Report the count of lines containing the word "thanks" in the entries below, and nothing more.
☆ ☆ ☆ ☆ ☆ ☆ ☆
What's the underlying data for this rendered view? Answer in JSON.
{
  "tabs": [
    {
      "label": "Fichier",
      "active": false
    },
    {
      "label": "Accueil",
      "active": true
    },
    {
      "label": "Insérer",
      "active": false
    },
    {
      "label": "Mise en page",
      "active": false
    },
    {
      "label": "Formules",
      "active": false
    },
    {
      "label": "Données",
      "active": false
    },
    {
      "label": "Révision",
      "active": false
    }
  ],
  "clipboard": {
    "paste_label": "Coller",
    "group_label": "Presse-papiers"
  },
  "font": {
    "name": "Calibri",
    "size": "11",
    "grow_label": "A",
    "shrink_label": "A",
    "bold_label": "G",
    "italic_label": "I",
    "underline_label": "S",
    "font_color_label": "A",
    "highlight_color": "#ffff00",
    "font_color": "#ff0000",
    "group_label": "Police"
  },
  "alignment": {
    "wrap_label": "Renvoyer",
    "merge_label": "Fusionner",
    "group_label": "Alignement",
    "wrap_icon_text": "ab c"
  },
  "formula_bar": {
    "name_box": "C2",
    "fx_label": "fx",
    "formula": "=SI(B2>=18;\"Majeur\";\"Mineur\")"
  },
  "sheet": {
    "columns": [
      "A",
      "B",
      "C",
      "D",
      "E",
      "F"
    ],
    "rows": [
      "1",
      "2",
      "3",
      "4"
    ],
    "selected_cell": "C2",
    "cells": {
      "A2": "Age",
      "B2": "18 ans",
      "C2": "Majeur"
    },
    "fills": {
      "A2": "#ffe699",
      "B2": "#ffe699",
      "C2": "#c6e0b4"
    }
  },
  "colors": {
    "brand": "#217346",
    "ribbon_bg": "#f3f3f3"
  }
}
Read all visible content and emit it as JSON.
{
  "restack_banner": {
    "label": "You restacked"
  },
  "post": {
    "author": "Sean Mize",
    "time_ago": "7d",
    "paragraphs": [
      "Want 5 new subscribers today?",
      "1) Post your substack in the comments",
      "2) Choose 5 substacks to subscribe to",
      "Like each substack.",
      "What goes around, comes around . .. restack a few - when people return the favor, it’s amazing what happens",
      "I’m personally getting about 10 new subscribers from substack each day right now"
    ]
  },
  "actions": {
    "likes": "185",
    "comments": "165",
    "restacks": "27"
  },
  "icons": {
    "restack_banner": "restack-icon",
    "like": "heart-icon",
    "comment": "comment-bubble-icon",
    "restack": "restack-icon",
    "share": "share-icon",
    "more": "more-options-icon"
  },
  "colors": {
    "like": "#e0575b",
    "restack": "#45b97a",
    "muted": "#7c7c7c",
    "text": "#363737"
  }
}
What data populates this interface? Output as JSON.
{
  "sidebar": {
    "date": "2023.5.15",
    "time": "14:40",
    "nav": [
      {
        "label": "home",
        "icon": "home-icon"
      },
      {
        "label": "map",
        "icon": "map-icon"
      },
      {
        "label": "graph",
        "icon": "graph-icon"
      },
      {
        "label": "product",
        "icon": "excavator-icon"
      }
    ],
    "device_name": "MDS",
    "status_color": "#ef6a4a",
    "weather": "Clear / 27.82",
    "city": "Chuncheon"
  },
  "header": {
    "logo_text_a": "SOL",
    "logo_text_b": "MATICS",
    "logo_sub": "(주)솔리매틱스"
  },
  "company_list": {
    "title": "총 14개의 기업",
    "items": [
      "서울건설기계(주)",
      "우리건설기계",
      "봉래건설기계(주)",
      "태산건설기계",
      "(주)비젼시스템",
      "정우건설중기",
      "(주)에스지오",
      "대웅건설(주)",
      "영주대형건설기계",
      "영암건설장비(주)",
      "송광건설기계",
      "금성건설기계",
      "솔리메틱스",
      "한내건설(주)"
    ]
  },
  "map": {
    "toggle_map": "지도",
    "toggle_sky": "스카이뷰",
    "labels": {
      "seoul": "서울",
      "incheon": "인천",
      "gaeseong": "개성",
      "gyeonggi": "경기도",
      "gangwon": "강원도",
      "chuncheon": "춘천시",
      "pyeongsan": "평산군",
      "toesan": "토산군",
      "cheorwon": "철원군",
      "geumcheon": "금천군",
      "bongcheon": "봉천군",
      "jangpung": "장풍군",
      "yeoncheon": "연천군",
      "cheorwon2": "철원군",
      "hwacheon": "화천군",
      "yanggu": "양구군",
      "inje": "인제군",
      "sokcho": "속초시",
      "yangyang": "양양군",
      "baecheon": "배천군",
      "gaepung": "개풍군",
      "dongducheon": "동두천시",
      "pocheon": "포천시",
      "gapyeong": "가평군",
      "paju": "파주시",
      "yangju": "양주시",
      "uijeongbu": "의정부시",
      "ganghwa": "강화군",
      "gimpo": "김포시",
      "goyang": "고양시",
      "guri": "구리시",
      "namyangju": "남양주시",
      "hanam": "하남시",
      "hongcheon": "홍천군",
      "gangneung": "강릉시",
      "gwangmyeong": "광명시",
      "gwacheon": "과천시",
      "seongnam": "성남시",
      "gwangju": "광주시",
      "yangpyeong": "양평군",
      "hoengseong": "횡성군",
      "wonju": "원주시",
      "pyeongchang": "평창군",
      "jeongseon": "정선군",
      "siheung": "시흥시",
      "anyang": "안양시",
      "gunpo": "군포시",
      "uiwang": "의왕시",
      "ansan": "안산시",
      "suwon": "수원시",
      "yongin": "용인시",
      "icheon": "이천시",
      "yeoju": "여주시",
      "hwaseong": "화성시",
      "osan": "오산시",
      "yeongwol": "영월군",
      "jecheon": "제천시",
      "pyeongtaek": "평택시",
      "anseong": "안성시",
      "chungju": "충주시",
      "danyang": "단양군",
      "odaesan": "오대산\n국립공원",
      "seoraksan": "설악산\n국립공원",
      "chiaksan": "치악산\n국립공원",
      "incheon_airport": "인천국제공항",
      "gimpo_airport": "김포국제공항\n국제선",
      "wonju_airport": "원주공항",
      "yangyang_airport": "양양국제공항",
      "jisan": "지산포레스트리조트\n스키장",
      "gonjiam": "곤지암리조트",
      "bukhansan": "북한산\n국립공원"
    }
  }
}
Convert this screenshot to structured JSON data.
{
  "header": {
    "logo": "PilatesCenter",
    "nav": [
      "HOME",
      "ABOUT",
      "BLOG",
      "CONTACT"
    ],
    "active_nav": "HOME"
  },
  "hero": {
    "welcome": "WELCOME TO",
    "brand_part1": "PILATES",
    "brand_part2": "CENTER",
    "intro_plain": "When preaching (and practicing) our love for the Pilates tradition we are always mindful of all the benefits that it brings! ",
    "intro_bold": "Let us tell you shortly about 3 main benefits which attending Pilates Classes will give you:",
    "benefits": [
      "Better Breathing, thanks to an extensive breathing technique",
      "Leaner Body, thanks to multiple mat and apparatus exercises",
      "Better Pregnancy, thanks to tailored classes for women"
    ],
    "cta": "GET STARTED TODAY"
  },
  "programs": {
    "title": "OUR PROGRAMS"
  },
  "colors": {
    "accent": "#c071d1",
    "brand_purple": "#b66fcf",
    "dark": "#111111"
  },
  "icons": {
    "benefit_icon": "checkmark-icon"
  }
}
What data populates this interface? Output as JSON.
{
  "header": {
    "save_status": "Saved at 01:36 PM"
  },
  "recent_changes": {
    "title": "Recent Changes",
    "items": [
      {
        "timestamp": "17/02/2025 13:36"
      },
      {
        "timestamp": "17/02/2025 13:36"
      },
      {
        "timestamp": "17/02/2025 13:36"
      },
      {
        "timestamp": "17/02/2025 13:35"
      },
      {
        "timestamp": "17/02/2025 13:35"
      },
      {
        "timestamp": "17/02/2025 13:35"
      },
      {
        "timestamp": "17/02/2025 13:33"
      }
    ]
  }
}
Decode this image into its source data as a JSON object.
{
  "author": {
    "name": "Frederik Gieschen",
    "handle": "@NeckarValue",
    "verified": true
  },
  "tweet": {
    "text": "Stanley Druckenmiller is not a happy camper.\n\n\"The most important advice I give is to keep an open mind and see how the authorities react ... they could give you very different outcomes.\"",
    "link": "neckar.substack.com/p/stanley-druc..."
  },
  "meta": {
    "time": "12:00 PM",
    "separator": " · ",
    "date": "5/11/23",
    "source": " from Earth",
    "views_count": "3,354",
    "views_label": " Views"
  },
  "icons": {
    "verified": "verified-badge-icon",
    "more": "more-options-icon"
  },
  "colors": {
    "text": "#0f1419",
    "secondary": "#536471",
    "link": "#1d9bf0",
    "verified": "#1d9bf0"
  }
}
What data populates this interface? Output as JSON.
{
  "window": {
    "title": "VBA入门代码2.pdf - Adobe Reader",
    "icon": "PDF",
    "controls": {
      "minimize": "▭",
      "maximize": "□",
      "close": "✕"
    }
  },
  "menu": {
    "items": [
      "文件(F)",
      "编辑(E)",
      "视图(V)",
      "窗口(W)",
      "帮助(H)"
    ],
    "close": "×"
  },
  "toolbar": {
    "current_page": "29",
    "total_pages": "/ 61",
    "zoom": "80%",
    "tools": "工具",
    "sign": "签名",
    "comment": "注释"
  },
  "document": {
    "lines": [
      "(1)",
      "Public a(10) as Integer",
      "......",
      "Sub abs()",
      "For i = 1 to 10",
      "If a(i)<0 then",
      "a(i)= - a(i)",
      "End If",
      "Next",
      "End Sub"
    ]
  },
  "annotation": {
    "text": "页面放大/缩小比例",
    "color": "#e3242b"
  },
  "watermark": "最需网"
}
☆ ☆ ☆ ☆ ☆ ☆ ☆
(Exercise solution) 3